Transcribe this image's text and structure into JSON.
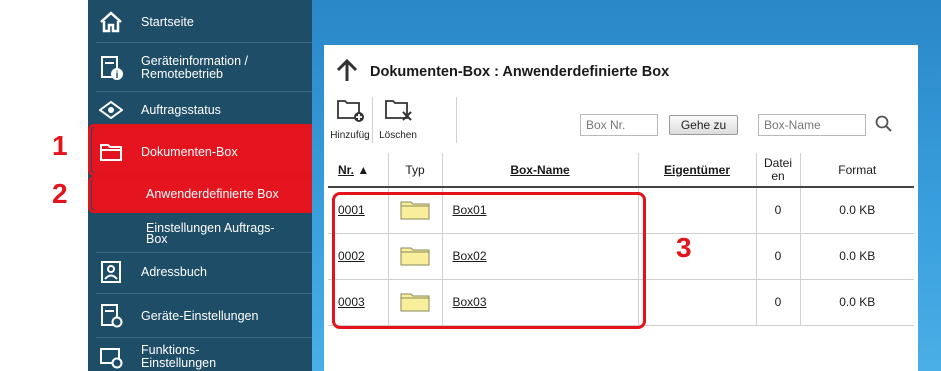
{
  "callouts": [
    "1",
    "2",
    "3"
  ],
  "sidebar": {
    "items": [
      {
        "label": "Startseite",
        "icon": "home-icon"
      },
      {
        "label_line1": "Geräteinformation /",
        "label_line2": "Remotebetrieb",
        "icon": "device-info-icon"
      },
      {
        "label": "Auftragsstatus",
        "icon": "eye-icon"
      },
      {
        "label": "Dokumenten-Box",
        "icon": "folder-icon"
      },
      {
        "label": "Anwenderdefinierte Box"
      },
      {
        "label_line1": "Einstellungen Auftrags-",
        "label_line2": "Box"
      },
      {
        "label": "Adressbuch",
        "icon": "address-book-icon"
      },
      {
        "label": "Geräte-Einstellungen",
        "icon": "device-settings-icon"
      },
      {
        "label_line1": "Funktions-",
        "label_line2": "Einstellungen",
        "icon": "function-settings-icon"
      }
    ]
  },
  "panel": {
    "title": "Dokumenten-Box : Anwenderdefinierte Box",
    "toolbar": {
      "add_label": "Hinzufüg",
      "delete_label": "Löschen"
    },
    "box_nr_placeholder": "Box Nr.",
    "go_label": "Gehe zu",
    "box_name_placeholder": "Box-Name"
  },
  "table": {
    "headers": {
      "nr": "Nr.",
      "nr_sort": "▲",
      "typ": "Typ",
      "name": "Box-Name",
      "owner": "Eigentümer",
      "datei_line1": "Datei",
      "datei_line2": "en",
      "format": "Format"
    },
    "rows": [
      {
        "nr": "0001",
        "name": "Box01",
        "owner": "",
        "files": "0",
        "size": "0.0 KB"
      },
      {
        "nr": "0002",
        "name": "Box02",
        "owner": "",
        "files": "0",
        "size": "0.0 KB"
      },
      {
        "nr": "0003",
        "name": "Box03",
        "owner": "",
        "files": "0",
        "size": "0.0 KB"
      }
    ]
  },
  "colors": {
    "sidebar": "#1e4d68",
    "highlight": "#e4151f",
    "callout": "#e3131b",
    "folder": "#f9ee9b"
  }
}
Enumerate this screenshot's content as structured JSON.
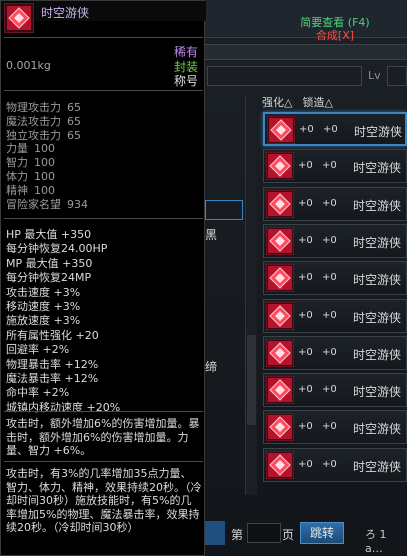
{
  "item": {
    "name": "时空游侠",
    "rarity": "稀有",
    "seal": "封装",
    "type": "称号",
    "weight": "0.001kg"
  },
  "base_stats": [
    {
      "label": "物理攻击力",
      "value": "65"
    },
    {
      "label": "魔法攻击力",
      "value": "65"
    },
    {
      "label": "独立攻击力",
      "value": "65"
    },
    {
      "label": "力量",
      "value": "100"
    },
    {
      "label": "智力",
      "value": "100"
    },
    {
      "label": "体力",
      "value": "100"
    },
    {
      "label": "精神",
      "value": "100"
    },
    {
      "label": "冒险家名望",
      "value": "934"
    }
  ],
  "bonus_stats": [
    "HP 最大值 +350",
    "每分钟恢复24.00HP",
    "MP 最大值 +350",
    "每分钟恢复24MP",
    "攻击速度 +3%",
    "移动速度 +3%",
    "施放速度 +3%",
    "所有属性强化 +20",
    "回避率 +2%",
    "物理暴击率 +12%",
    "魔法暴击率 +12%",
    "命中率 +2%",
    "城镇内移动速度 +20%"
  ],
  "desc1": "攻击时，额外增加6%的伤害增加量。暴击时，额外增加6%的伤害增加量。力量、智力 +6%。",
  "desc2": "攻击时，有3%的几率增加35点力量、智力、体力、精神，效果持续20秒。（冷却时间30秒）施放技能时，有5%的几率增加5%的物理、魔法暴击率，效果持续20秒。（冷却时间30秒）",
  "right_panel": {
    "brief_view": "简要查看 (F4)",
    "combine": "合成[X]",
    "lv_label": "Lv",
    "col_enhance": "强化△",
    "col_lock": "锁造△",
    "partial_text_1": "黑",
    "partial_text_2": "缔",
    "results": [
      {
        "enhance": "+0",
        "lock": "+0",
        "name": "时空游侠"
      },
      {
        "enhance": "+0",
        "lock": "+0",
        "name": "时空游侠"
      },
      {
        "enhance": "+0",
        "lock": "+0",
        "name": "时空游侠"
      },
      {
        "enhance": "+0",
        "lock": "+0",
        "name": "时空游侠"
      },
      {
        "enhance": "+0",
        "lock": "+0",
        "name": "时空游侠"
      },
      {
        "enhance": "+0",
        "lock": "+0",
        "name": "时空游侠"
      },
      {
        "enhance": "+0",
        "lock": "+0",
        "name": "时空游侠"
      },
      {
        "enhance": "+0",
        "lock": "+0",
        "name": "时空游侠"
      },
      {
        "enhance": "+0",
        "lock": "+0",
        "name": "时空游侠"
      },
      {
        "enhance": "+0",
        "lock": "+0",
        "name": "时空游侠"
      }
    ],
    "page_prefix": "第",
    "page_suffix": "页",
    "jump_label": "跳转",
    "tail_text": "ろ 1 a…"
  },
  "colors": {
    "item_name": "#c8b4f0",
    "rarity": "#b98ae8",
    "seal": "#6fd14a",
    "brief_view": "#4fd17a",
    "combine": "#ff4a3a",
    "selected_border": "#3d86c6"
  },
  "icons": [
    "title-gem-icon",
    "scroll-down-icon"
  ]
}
+===+
_AIM_: State how many lines of the listing above include the word "Dokumenten". Give nothing but the number.

_FINAL RESULT_: 2